According to the United States Census Bureau, the city has a total area of 0.33 sqmi, all land.

==Demographics==

Historical population
| Census | Pop. | Note | %± |
| 1910 | 185 |  | — |
| 1920 | 174 |  | −5.9% |
| 1930 | 142 |  | −18.4% |
| 1940 | 129 |  | −9.2% |
| 1950 | 91 |  | −29.5% |
| 1960 | 70 |  | −23.1% |
| 1970 | 43 |  | −38.6% |
| 1980 | 31 |  | −27.9% |
| 1990 | 34 |  | 9.7% |
| 2000 | 13 |  | −61.8% |
| 2010 | 15 |  | 15.4% |
| 2020 | 11 |  | −26.7% |
U.S. Decennial Census

===2020 census===
As of the census of 2020, there were 11 people, 0 households, and 0 families residing in the city. The population density was 28.9 inhabitants per square mile (11.2/km^{2}). There were 8 housing units at an average density of 21.0 per square mile (8.1/km^{2}). The racial makeup of the city was 63.6% White, 0.0% Black or African American, 0.0% Native American, 0.0% Asian, 0.0% Pacific Islander, 9.1% from other races and 27.3% from two or more races. Hispanic or Latino persons of any race comprised 0.0% of the population.

The median age in the city was 63.5 years. 0.0% of the residents were under the age of 20; 9.1% were between the ages of 20 and 24; 9.1% were from 25 and 44; 36.4% were from 45 and 64; and 45.5% were 65 years of age or older. The gender makeup of the city was 54.5% male and 45.5% female.

===2010 census===
As of the census of 2010, there were 15 people, 8 households, and 3 families residing in the city. The population density was 45.5 PD/sqmi. There were 9 housing units at an average density of 27.3 /sqmi. The racial makeup of the city was 93.3% White and 6.7% from two or more races.

*YOUR TASK*
According to the city demographics passage, which racial groups made up 0.0% of the city's racial makeup in the 2020 census? List every one.

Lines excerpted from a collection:
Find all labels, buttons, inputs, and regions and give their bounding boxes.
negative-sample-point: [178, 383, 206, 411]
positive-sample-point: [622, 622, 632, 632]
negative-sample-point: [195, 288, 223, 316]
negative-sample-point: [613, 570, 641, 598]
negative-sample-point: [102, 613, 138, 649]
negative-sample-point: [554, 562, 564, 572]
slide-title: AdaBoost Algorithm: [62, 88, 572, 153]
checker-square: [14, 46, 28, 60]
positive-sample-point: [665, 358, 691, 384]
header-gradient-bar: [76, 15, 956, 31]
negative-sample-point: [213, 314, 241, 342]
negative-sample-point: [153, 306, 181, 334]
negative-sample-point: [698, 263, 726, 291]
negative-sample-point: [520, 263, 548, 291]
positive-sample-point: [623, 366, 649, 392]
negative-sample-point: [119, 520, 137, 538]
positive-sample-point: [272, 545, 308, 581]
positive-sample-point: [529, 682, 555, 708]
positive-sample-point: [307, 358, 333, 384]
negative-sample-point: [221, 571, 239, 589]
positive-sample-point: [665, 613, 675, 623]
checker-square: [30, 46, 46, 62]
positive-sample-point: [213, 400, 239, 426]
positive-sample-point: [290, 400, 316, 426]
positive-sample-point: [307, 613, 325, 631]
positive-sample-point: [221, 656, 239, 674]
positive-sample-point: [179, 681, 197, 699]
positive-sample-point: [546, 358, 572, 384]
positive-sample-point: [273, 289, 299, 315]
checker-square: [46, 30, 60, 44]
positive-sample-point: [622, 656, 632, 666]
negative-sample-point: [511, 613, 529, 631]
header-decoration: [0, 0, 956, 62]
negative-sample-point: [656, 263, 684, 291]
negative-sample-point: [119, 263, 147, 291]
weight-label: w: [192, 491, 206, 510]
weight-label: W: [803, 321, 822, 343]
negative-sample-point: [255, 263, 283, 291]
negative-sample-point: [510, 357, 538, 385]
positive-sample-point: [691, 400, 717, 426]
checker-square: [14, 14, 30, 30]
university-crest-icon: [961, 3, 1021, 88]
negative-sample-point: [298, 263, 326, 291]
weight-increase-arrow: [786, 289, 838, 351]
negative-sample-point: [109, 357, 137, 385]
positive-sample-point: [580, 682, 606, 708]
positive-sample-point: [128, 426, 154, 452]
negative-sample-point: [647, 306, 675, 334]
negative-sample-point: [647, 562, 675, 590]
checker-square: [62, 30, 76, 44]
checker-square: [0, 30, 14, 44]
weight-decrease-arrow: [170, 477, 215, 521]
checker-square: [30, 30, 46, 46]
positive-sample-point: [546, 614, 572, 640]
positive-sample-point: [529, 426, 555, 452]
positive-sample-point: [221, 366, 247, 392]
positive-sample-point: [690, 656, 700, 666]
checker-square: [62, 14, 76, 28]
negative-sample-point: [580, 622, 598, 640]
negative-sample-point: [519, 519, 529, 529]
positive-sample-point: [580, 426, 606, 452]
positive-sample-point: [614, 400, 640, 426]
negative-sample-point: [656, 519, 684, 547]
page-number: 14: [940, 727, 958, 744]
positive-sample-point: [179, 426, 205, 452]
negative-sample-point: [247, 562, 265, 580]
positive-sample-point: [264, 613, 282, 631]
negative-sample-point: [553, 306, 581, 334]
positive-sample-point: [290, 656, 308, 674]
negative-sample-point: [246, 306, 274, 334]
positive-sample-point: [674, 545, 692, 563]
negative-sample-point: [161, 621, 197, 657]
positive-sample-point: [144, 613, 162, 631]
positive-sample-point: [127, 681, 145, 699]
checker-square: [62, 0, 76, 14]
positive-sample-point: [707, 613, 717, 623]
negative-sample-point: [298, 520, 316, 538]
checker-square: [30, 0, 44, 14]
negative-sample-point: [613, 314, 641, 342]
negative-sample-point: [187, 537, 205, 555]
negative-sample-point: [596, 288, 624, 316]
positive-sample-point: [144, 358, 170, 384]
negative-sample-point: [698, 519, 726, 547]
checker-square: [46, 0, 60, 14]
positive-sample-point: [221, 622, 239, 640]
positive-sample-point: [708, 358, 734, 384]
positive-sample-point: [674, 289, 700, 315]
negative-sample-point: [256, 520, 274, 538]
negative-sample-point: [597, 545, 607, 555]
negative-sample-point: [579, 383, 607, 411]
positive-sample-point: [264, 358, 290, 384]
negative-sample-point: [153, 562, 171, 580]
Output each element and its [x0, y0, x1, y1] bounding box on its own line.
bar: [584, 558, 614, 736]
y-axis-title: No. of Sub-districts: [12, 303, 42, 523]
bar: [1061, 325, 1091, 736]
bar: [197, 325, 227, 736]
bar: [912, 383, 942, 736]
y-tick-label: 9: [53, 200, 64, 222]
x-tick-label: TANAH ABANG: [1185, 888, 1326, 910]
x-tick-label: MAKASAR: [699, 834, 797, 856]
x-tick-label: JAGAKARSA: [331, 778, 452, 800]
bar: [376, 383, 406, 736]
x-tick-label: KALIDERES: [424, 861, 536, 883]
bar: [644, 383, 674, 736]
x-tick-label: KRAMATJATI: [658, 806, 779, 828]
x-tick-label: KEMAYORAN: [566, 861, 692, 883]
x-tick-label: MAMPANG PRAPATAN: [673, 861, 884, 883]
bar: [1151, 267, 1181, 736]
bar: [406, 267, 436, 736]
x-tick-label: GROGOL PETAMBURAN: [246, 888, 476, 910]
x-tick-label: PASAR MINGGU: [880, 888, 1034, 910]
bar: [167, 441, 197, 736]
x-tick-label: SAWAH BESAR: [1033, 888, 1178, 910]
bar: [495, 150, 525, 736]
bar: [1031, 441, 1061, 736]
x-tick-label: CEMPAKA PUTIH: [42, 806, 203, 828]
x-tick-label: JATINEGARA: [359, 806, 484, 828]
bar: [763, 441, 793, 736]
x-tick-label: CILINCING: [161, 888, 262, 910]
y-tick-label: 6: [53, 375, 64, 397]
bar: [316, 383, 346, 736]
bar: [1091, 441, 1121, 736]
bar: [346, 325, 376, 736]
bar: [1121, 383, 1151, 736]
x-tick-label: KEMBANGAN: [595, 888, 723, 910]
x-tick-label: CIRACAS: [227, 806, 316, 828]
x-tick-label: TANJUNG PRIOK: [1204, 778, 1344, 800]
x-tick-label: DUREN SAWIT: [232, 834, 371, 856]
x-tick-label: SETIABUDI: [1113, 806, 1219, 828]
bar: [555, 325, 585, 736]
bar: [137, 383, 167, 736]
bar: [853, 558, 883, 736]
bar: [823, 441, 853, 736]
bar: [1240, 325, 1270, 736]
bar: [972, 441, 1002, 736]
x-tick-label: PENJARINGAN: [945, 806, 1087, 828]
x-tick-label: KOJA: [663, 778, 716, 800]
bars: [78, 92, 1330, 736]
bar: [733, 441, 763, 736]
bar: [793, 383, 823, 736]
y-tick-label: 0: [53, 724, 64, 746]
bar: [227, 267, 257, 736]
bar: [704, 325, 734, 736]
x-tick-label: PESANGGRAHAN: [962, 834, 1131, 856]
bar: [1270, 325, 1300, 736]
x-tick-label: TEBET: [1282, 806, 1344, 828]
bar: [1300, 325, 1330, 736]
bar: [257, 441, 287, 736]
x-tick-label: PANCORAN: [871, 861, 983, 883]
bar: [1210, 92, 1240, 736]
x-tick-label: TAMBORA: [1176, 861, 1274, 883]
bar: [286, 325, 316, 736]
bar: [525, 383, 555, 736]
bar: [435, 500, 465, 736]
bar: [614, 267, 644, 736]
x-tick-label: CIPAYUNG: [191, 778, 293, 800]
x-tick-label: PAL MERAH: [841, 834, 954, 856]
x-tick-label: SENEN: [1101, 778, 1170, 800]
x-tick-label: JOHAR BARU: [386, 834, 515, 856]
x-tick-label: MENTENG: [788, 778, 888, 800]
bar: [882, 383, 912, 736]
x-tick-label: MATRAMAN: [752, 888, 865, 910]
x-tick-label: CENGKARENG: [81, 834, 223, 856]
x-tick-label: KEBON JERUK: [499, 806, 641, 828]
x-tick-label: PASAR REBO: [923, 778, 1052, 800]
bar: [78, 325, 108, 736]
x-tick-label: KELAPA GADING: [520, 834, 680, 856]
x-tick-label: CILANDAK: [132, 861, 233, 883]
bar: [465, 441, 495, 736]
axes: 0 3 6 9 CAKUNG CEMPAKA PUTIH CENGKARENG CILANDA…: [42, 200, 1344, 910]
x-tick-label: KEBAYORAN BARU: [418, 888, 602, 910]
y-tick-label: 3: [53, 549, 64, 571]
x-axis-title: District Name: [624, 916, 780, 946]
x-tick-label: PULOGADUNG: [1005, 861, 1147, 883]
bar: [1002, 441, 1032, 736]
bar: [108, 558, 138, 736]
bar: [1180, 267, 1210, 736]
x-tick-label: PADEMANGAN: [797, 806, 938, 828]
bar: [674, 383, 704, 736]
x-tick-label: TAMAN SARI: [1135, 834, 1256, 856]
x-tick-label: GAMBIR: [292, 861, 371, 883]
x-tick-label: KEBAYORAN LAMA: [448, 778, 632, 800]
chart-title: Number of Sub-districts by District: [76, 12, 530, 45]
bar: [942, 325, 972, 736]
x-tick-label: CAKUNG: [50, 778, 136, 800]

*FINISHED EXERCISE*
- Black or African American
- Native American
- Asian
- Pacific Islander